**Problem to solve**
Extract all lines from the data beneath that include the word "证书编号".
▼
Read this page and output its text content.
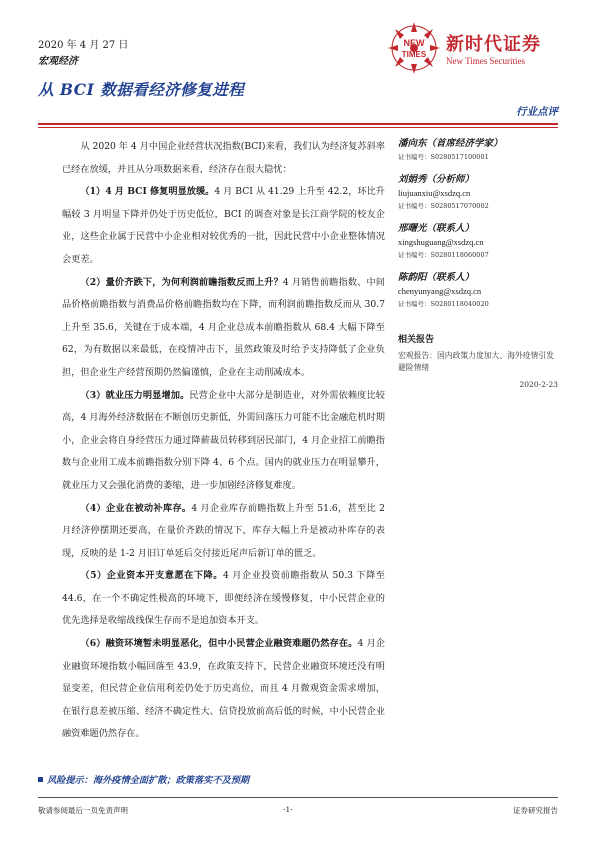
2020 年 4 月 27 日
宏观经济
从 BCI 数据看经济修复进程
NEW
TIMES 新时代证券
New Times Securities
行业点评

从 2020 年 4 月中国企业经营状况指数(BCI)来看，我们认为经济复苏斜率已经在放缓，并且从分项数据来看，经济存在很大隐忧：

（1）4 月 BCI 修复明显放缓。4 月 BCI 从 41.29 上升至 42.2，环比升幅较 3 月明显下降并仍处于历史低位，BCI 的调查对象是长江商学院的校友企业，这些企业属于民营中小企业相对较优秀的一批，因此民营中小企业整体情况会更差。

（2）量价齐跌下，为何利润前瞻指数反而上升？4 月销售前瞻指数、中间品价格前瞻指数与消费品价格前瞻指数均在下降，而利润前瞻指数反而从 30.7 上升至 35.6，关键在于成本端，4 月企业总成本前瞻指数从 68.4 大幅下降至 62，为有数据以来最低，在疫情冲击下，虽然政策及时给予支持降低了企业负担，但企业生产经营预期仍然偏谨慎，企业在主动削减成本。

（3）就业压力明显增加。民营企业中大部分是制造业，对外需依赖度比较高，4 月海外经济数据在不断创历史新低，外需回落压力可能不比金融危机时期小，企业会将自身经营压力通过降薪裁员转移到居民部门，4 月企业招工前瞻指数与企业用工成本前瞻指数分别下降 4、6 个点。国内的就业压力在明显攀升，就业压力又会强化消费的萎缩，进一步加剧经济修复难度。

（4）企业在被动补库存。4 月企业库存前瞻指数上升至 51.6，甚至比 2 月经济停摆期还要高，在量价齐跌的情况下，库存大幅上升是被动补库存的表现，反映的是 1-2 月旧订单延后交付接近尾声后新订单的匮乏。

（5）企业资本开支意愿在下降。4 月企业投资前瞻指数从 50.3 下降至 44.6，在一个不确定性极高的环境下，即便经济在缓慢修复，中小民营企业的优先选择是收缩战线保生存而不是追加资本开支。

（6）融资环境暂未明显恶化，但中小民营企业融资难题仍然存在。4 月企业融资环境指数小幅回落至 43.9，在政策支持下，民营企业融资环境还没有明显变差，但民营企业信用利差仍处于历史高位，而且 4 月微观资金需求增加，在银行息差被压缩、经济不确定性大、信贷投放前高后低的时候，中小民营企业融资难题仍然存在。

潘向东（首席经济学家）
证书编号：S0280517100001
刘娟秀（分析师）
liujuanxiu@xsdzq.cn
证书编号：S0280517070002
邢曙光（联系人）
xingshuguang@xsdzq.cn
证书编号：S0280118060007
陈韵阳（联系人）
chenyunyang@xsdzq.cn
证书编号：S0280118040020
相关报告
宏观报告：国内政策力度加大、海外疫情引发避险情绪
2020-2-23
风险提示：海外疫情全面扩散；政策落实不及预期
敬请参阅最后一页免责声明	-1-	证券研究报告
▲
**The solution**
证书编号：S0280517100001
证书编号：S0280517070002
证书编号：S0280118060007
证书编号：S0280118040020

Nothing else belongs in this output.